◆ CHECK YOUR UNDERSTANDING:
1. In the lymphoma survivor's account, why did he get PET and CT scans very often early on? Answer in one to three sentences.
2. Continue the lymphoma survivor's account, starting after its last sentence.
** Opening READING TEXT block **
Rich Groom (44 y/o) // husband to Kelly; father to daughters Pearson & Holland // CEO of Sparks Research // Clemson football fan & graduate (’93) // runner, hiker, beach bum & surfer // survivor of stage 4 non-Hodgkin’s Lymphoma (diagnosed at 35 y/o in Feb. ’06; entered “molecular remission” May ’06)

“I was diagnosed officially & started treatment in February of ’06, & when I see Dr. [Larry] Gluck now, he says that is ‘my date.’ I just passed [10 years], literally now! But I had tumors in the lower & upper quadrants of my body, & I had evidence of cancer in my bone marrow. The good news is, I’ve heard once you’ve reached 10 years you can go back to some sort of a normalcy. By no means am I getting yearly PET scans or CT scans anymore, but on the frontend, I was doing that really frequently, because that’s usually when [non-Hodgkin’s Lymphoma] pops back up – & then you have to do other things. I’ve actually had friends that I’ve known that have had to do multiple other types of treatments to get it to go away.

“Life is good. My doctors were, at first, saying that ‘This is a good one to get,’ & of course my mind is like, ‘There is no such thing – a good cancer to get?’ But you know, I sat back & had an epiphany & said, ‘Well, I was dealt a crappy card in life. I could sit back & cry about it & be negative, or I can just do what I need to do. I have other things I need to be doing. I have two young children.’ I never really sweated it. I truthfully didn’t.

“I had 6 rounds of chemo. I never got sick. I missed 3-4 days of work. Funny enough, I gained a ton of weight because of the steroids. I gained 20-40 lbs., but I’ve lost it. It’s amazing how much chemo takes out of you. I remember doing simple things such as going up & down stairs. I mean at 35, you’re young…I’m cutting grass, picking up my kids, doing things I needed to do – & all of a sudden after 2 treatments of chemo – yeah, I was bald, but I felt like I was hung over most of the time. It wasn’t like I was dying, but I would go up a flight of a stairs, & I was huffing & puffing. It was like we were in the Andes Mountains or something.
** Closing READING TEXT block **
** Opening EXTRACTED RECORDS block **
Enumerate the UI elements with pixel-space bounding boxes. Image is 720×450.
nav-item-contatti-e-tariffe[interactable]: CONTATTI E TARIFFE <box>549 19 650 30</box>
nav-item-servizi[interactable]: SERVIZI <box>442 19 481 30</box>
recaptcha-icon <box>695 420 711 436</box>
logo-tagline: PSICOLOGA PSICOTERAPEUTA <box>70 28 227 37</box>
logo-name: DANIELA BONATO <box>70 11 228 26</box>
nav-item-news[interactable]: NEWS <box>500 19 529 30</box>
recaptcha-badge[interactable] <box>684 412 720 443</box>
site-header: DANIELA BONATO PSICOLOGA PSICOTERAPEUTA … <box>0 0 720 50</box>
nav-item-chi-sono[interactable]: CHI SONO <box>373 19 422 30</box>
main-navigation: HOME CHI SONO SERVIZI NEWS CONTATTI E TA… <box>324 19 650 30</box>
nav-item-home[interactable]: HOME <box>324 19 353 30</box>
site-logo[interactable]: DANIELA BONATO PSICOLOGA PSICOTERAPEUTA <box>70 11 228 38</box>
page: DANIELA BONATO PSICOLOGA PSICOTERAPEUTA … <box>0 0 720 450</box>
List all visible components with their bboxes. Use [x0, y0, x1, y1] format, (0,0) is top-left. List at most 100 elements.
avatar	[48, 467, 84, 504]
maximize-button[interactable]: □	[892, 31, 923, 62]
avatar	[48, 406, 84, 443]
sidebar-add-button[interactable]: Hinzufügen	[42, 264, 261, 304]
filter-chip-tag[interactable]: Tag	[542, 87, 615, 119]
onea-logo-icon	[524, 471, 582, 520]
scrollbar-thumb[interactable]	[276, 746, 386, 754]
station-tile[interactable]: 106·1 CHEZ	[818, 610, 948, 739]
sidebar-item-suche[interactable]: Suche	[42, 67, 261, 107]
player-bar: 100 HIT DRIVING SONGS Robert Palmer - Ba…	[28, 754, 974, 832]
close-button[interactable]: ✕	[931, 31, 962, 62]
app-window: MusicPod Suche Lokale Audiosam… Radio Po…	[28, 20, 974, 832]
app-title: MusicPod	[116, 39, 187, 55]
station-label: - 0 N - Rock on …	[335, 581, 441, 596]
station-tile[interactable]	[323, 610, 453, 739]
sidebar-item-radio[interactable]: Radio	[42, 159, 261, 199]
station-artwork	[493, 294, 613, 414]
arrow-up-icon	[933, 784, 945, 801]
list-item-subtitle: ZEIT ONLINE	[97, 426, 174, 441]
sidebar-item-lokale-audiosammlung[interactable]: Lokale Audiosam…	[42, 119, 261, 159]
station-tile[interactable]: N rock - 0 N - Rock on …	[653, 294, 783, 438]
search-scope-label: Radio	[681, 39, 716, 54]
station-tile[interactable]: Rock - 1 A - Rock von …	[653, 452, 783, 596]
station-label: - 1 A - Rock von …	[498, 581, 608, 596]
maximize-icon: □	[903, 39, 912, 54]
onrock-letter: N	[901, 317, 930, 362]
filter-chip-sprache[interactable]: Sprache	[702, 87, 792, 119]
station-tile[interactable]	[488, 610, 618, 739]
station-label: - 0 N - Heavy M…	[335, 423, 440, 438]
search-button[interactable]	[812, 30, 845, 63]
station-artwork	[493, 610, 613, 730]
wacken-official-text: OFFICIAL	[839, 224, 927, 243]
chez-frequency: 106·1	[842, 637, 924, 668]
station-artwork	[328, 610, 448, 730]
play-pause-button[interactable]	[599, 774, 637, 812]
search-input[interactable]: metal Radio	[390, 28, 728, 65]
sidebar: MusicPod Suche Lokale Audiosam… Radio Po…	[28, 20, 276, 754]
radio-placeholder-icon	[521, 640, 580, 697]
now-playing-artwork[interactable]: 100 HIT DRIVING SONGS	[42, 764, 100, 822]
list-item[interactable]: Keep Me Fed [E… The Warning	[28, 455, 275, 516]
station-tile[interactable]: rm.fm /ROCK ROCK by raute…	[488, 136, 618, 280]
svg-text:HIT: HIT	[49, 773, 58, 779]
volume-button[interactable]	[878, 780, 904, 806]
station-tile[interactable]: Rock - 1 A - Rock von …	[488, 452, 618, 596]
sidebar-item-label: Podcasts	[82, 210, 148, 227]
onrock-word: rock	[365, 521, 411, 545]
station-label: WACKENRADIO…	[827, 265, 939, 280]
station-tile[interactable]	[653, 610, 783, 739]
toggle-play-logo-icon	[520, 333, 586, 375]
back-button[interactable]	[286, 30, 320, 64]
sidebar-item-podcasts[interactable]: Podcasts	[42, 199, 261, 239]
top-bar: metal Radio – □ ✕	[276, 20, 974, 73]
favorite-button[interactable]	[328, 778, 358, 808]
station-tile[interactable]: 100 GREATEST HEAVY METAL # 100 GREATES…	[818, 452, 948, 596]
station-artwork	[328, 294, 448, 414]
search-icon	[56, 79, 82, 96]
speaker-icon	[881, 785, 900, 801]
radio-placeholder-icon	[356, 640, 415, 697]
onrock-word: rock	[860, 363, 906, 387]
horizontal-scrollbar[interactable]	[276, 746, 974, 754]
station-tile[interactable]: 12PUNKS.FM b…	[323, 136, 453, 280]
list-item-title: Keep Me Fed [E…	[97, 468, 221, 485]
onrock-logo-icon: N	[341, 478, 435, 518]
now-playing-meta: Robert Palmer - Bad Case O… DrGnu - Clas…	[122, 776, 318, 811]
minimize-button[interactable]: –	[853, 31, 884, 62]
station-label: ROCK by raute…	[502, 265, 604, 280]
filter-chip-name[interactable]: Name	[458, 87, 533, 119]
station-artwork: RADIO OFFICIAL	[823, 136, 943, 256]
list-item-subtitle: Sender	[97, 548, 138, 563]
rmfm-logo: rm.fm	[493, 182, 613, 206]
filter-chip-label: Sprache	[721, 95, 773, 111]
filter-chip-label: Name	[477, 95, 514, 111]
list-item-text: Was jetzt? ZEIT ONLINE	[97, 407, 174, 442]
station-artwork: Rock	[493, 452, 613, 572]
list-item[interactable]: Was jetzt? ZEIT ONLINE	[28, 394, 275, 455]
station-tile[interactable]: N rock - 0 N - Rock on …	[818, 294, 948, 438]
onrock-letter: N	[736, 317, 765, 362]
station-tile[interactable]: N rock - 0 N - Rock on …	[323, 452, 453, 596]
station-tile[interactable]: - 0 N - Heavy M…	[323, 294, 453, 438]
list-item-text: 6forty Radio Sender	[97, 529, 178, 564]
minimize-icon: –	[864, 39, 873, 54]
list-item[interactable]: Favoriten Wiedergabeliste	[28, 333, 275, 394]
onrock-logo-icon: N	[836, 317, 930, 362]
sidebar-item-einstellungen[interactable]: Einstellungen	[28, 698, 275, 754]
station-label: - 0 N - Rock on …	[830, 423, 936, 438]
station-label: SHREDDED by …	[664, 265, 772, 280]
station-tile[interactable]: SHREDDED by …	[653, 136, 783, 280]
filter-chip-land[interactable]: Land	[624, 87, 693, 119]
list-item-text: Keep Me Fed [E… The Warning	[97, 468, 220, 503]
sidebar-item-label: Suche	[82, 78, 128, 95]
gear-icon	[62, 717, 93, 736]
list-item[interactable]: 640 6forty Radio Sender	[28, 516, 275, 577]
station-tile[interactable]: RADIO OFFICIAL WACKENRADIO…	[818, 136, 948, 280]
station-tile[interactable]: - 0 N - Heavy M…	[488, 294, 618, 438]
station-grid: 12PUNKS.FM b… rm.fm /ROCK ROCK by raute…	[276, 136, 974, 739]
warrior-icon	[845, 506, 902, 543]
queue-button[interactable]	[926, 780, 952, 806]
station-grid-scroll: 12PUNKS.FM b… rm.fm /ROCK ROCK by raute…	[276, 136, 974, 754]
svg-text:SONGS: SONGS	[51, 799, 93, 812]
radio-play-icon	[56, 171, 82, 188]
** Closing EXTRACTED RECORDS block **
◆ ANSWER SET:
1. Early on he had PET and CT scans very often because that early period is usually when non-Hodgkin's Lymphoma comes back. If it does return, other treatments are needed.

2.
“My funny story with the kids…they were too young to know. My 5-year old at the time knew daddy was taking medicine that would make his hair fall out. Other than that, there was never any thought in her mind anything was really wrong. She was a kindergartener, so we never got to that level. But I always wanted to have a Mohawk, & so my wife videotaped it & my girls, my wife & I shaved a Mohawk. I had longer hair, & I spiked it out, & we shaved the sides. Right on the 19th day, your hair will literally fall out in clumps, & so knowing that I was like, ‘The hell with this – I am going to shave a Mohawk.’ So I did! I walked around town, went to the mall. I was in khakis & a dress shirt with a full Mohawk. I looked like a punk rocker from the ‘80s –just to thumb my nose at the fact that, ‘Yeah, I have to deal with this, but I am not going to be sad about it.’ My wife & kids were instrumental – I mean, we had fun.

“It’s funny – that surfboard [in my picture] is my old one from college that has seen some fun days. Now my oldest daughter Pearson uses it. Hopefully we will get Holland to start using it. But yeah, my oldest daughter has surfed on it now, so there are stickers on it that are girl oriented, which makes me laugh. It’s fun to pass that down.